Start of PROVIDED RECORDS

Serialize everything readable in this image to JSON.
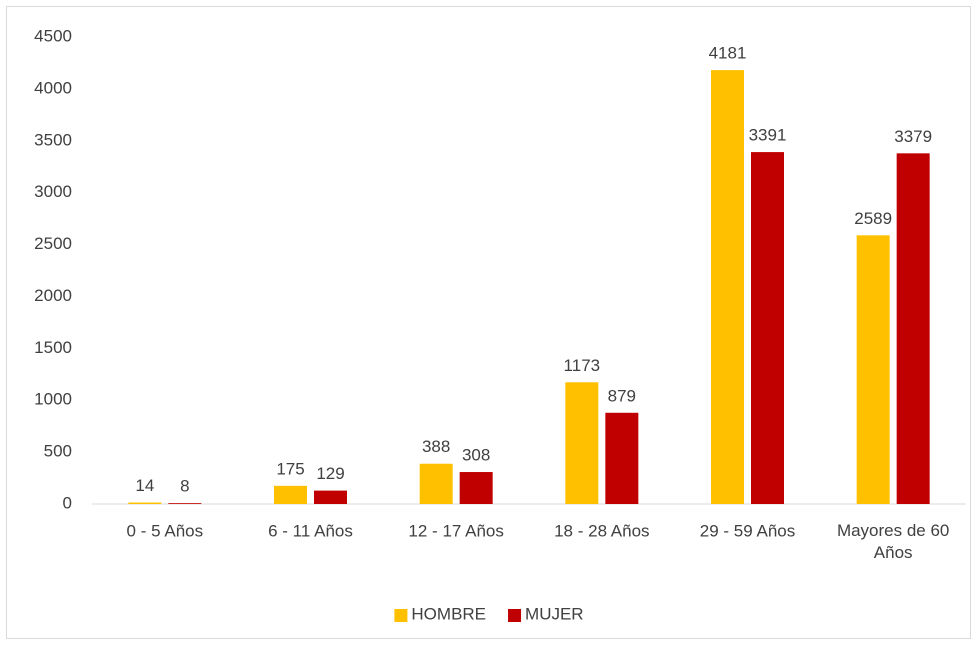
{
  "chart_data": {
    "type": "bar",
    "categories": [
      "0 - 5 Años",
      "6 - 11 Años",
      "12 - 17 Años",
      "18 - 28 Años",
      "29 - 59 Años",
      "Mayores de 60 Años"
    ],
    "series": [
      {
        "name": "HOMBRE",
        "color": "#ffc000",
        "values": [
          14,
          175,
          388,
          1173,
          4181,
          2589
        ]
      },
      {
        "name": "MUJER",
        "color": "#c00000",
        "values": [
          8,
          129,
          308,
          879,
          3391,
          3379
        ]
      }
    ],
    "ylim": [
      0,
      4500
    ],
    "yticks": [
      0,
      500,
      1000,
      1500,
      2000,
      2500,
      3000,
      3500,
      4000,
      4500
    ],
    "grid": false,
    "legend": "bottom"
  }
}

End of PROVIDED RECORDS

WHAT IS EXPECTED: With the pictures omitted, reproduce the records in full and exactly.

EXPECTED OUTPUT:
Serialize everything readable in this image to JSON.
{
  "chart_data": {
    "type": "bar",
    "categories": [
      "0 - 5 Años",
      "6 - 11 Años",
      "12 - 17 Años",
      "18 - 28 Años",
      "29 - 59 Años",
      "Mayores de 60 Años"
    ],
    "series": [
      {
        "name": "HOMBRE",
        "color": "#ffc000",
        "values": [
          14,
          175,
          388,
          1173,
          4181,
          2589
        ]
      },
      {
        "name": "MUJER",
        "color": "#c00000",
        "values": [
          8,
          129,
          308,
          879,
          3391,
          3379
        ]
      }
    ],
    "ylim": [
      0,
      4500
    ],
    "yticks": [
      0,
      500,
      1000,
      1500,
      2000,
      2500,
      3000,
      3500,
      4000,
      4500
    ],
    "grid": false,
    "legend": "bottom"
  }
}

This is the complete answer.